** Start Input material **

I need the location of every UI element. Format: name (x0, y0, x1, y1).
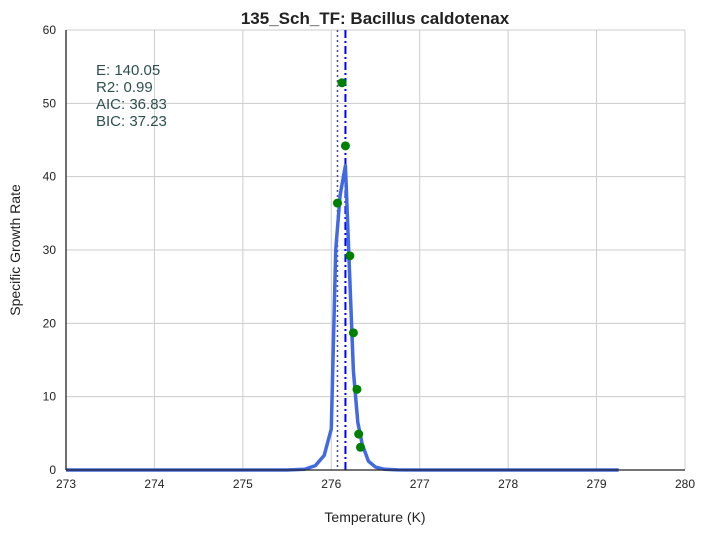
stat-e: E: 140.05 (96, 62, 160, 79)
grid-lines (65, 29, 686, 471)
data-point (355, 442, 365, 452)
y-axis-label: Specific Growth Rate (7, 184, 23, 316)
data-point (337, 78, 347, 88)
chart-title: 135_Sch_TF: Bacillus caldotenax (241, 9, 510, 28)
y-tick-label: 50 (43, 96, 57, 110)
data-point (345, 251, 355, 261)
x-tick-label: 278 (498, 477, 518, 491)
axes (65, 30, 685, 471)
data-point (332, 198, 342, 208)
x-tick-label: 275 (233, 477, 253, 491)
y-tick-label: 40 (43, 170, 57, 184)
fit-line (66, 163, 619, 472)
y-tick-label: 20 (43, 316, 57, 330)
data-point (354, 429, 364, 439)
x-tick-label: 279 (587, 477, 607, 491)
stat-r2: R2: 0.99 (96, 79, 153, 96)
x-tick-label: 277 (410, 477, 430, 491)
stat-bic: BIC: 37.23 (96, 113, 167, 130)
stat-aic: AIC: 36.83 (96, 96, 167, 113)
reference-lines (336, 30, 347, 470)
fit-series (66, 163, 619, 472)
tick-labels: 273 274 275 276 277 278 279 280 0 10 20 30 40 50 60 (43, 23, 696, 491)
y-tick-label: 60 (43, 23, 57, 37)
data-point (348, 328, 358, 338)
x-axis-label: Temperature (K) (324, 509, 425, 525)
y-tick-label: 10 (43, 390, 57, 404)
x-tick-label: 274 (144, 477, 164, 491)
y-tick-label: 30 (43, 243, 57, 257)
data-point (340, 141, 350, 151)
data-point (352, 384, 362, 394)
x-tick-label: 280 (675, 477, 695, 491)
y-tick-label: 0 (49, 463, 56, 477)
x-tick-label: 273 (56, 477, 76, 491)
observed-points (332, 78, 365, 452)
fit-statistics: E: 140.05 R2: 0.99 AIC: 36.83 BIC: 37.23 (96, 62, 167, 130)
x-tick-label: 276 (321, 477, 341, 491)
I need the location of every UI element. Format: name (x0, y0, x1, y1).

** End Input material **

_Exercise instructions_
Put every line of the records above into a Markdown table with the columns Row and Line, numbering the rows. Skip blank lines and leave the pictures out.

_Result for this task_
| Row | Line |
|---|---|
| 1 | I need the location of every UI element. Format: name (x0, y0, x1, y1). |
| 2 | stat-e: E: 140.05 (96, 62, 160, 79) |
| 3 | grid-lines (65, 29, 686, 471) |
| 4 | data-point (355, 442, 365, 452) |
| 5 | y-axis-label: Specific Growth Rate (7, 184, 23, 316) |
| 6 | data-point (337, 78, 347, 88) |
| 7 | chart-title: 135_Sch_TF: Bacillus caldotenax (241, 9, 510, 28) |
| 8 | y-tick-label: 50 (43, 96, 57, 110) |
| 9 | data-point (345, 251, 355, 261) |
| 10 | x-tick-label: 278 (498, 477, 518, 491) |
| 11 | axes (65, 30, 685, 471) |
| 12 | data-point (332, 198, 342, 208) |
| 13 | x-tick-label: 275 (233, 477, 253, 491) |
| 14 | y-tick-label: 40 (43, 170, 57, 184) |
| 15 | fit-line (66, 163, 619, 472) |
| 16 | y-tick-label: 20 (43, 316, 57, 330) |
| 17 | data-point (354, 429, 364, 439) |
| 18 | x-tick-label: 279 (587, 477, 607, 491) |
| 19 | stat-r2: R2: 0.99 (96, 79, 153, 96) |
| 20 | x-tick-label: 277 (410, 477, 430, 491) |
| 21 | stat-bic: BIC: 37.23 (96, 113, 167, 130) |
| 22 | stat-aic: AIC: 36.83 (96, 96, 167, 113) |
| 23 | reference-lines (336, 30, 347, 470) |
| 24 | fit-series (66, 163, 619, 472) |
| 25 | tick-labels: 273 274 275 276 277 278 279 280 0 10 20 30 40 50 60 (43, 23, 696, 491) |
| 26 | y-tick-label: 60 (43, 23, 57, 37) |
| 27 | data-point (348, 328, 358, 338) |
| 28 | x-axis-label: Temperature (K) (324, 509, 425, 525) |
| 29 | y-tick-label: 10 (43, 390, 57, 404) |
| 30 | x-tick-label: 274 (144, 477, 164, 491) |
| 31 | y-tick-label: 30 (43, 243, 57, 257) |
| 32 | data-point (340, 141, 350, 151) |
| 33 | data-point (352, 384, 362, 394) |
| 34 | x-tick-label: 280 (675, 477, 695, 491) |
| 35 | y-tick-label: 0 (49, 463, 56, 477) |
| 36 | x-tick-label: 273 (56, 477, 76, 491) |
| 37 | observed-points (332, 78, 365, 452) |
| 38 | fit-statistics: E: 140.05 R2: 0.99 AIC: 36.83 BIC: 37.23 (96, 62, 167, 130) |
| 39 | x-tick-label: 276 (321, 477, 341, 491) |
| 40 | I need the location of every UI element. Format: name (x0, y0, x1, y1). |